■ Given problem: In the copy, include every entry exactly but none of the pictures.
* Begin Input material *
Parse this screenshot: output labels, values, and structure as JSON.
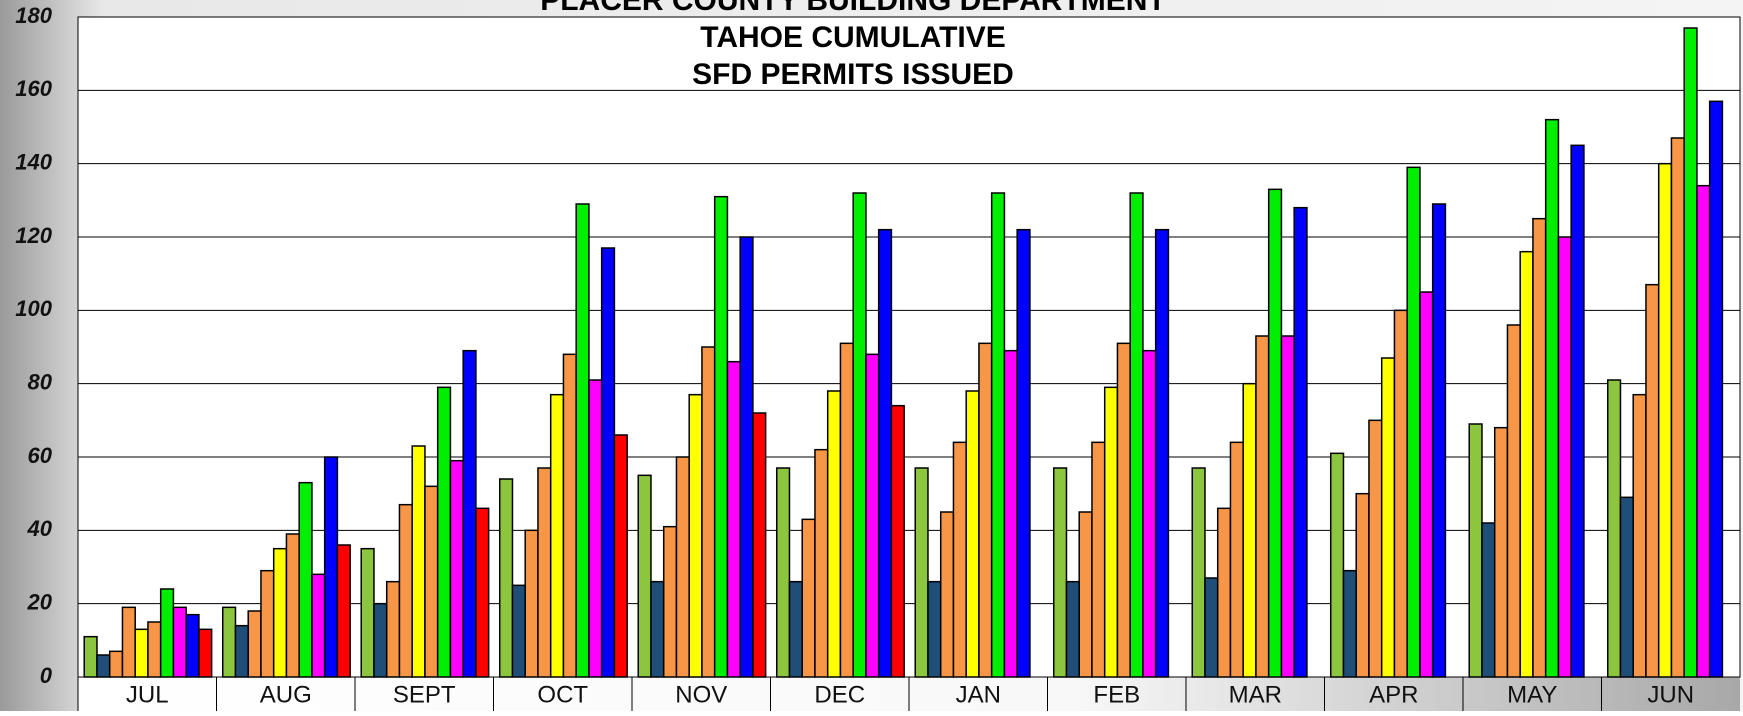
{
  "chart_data": {
    "type": "bar",
    "title": [
      "PLACER COUNTY BUILDING DEPARTMENT",
      "TAHOE CUMULATIVE",
      "SFD PERMITS ISSUED"
    ],
    "categories": [
      "JUL",
      "AUG",
      "SEPT",
      "OCT",
      "NOV",
      "DEC",
      "JAN",
      "FEB",
      "MAR",
      "APR",
      "MAY",
      "JUN"
    ],
    "series": [
      {
        "color": "#8cc63f",
        "values": [
          11,
          19,
          35,
          54,
          55,
          57,
          57,
          57,
          57,
          61,
          69,
          81
        ]
      },
      {
        "color": "#1f4e79",
        "values": [
          6,
          14,
          20,
          25,
          26,
          26,
          26,
          26,
          27,
          29,
          42,
          49
        ]
      },
      {
        "color": "#f79646",
        "values": [
          7,
          18,
          26,
          40,
          41,
          43,
          45,
          45,
          46,
          50,
          68,
          77
        ]
      },
      {
        "color": "#f79646",
        "values": [
          19,
          29,
          47,
          57,
          60,
          62,
          64,
          64,
          64,
          70,
          96,
          107
        ]
      },
      {
        "color": "#ffff00",
        "values": [
          13,
          35,
          63,
          77,
          77,
          78,
          78,
          79,
          80,
          87,
          116,
          140
        ]
      },
      {
        "color": "#f79646",
        "values": [
          15,
          39,
          52,
          88,
          90,
          91,
          91,
          91,
          93,
          100,
          125,
          147
        ]
      },
      {
        "color": "#00ee00",
        "values": [
          24,
          53,
          79,
          129,
          131,
          132,
          132,
          132,
          133,
          139,
          152,
          177
        ]
      },
      {
        "color": "#ff00ff",
        "values": [
          19,
          28,
          59,
          81,
          86,
          88,
          89,
          89,
          93,
          105,
          120,
          134
        ]
      },
      {
        "color": "#0000ff",
        "values": [
          17,
          60,
          89,
          117,
          120,
          122,
          122,
          122,
          128,
          129,
          145,
          157
        ]
      },
      {
        "color": "#ff0000",
        "values": [
          13,
          36,
          46,
          66,
          72,
          74,
          null,
          null,
          null,
          null,
          null,
          null
        ]
      }
    ],
    "ylim": [
      0,
      180
    ],
    "yticks": [
      0,
      20,
      40,
      60,
      80,
      100,
      120,
      140,
      160,
      180
    ],
    "grid": true
  }
}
* End Input material *
■ Problem solution:
Parse this screenshot: output labels, values, and structure as JSON.
{
  "chart_data": {
    "type": "bar",
    "title": [
      "PLACER COUNTY BUILDING DEPARTMENT",
      "TAHOE CUMULATIVE",
      "SFD PERMITS ISSUED"
    ],
    "categories": [
      "JUL",
      "AUG",
      "SEPT",
      "OCT",
      "NOV",
      "DEC",
      "JAN",
      "FEB",
      "MAR",
      "APR",
      "MAY",
      "JUN"
    ],
    "series": [
      {
        "color": "#8cc63f",
        "values": [
          11,
          19,
          35,
          54,
          55,
          57,
          57,
          57,
          57,
          61,
          69,
          81
        ]
      },
      {
        "color": "#1f4e79",
        "values": [
          6,
          14,
          20,
          25,
          26,
          26,
          26,
          26,
          27,
          29,
          42,
          49
        ]
      },
      {
        "color": "#f79646",
        "values": [
          7,
          18,
          26,
          40,
          41,
          43,
          45,
          45,
          46,
          50,
          68,
          77
        ]
      },
      {
        "color": "#f79646",
        "values": [
          19,
          29,
          47,
          57,
          60,
          62,
          64,
          64,
          64,
          70,
          96,
          107
        ]
      },
      {
        "color": "#ffff00",
        "values": [
          13,
          35,
          63,
          77,
          77,
          78,
          78,
          79,
          80,
          87,
          116,
          140
        ]
      },
      {
        "color": "#f79646",
        "values": [
          15,
          39,
          52,
          88,
          90,
          91,
          91,
          91,
          93,
          100,
          125,
          147
        ]
      },
      {
        "color": "#00ee00",
        "values": [
          24,
          53,
          79,
          129,
          131,
          132,
          132,
          132,
          133,
          139,
          152,
          177
        ]
      },
      {
        "color": "#ff00ff",
        "values": [
          19,
          28,
          59,
          81,
          86,
          88,
          89,
          89,
          93,
          105,
          120,
          134
        ]
      },
      {
        "color": "#0000ff",
        "values": [
          17,
          60,
          89,
          117,
          120,
          122,
          122,
          122,
          128,
          129,
          145,
          157
        ]
      },
      {
        "color": "#ff0000",
        "values": [
          13,
          36,
          46,
          66,
          72,
          74,
          null,
          null,
          null,
          null,
          null,
          null
        ]
      }
    ],
    "ylim": [
      0,
      180
    ],
    "yticks": [
      0,
      20,
      40,
      60,
      80,
      100,
      120,
      140,
      160,
      180
    ],
    "grid": true
  }
}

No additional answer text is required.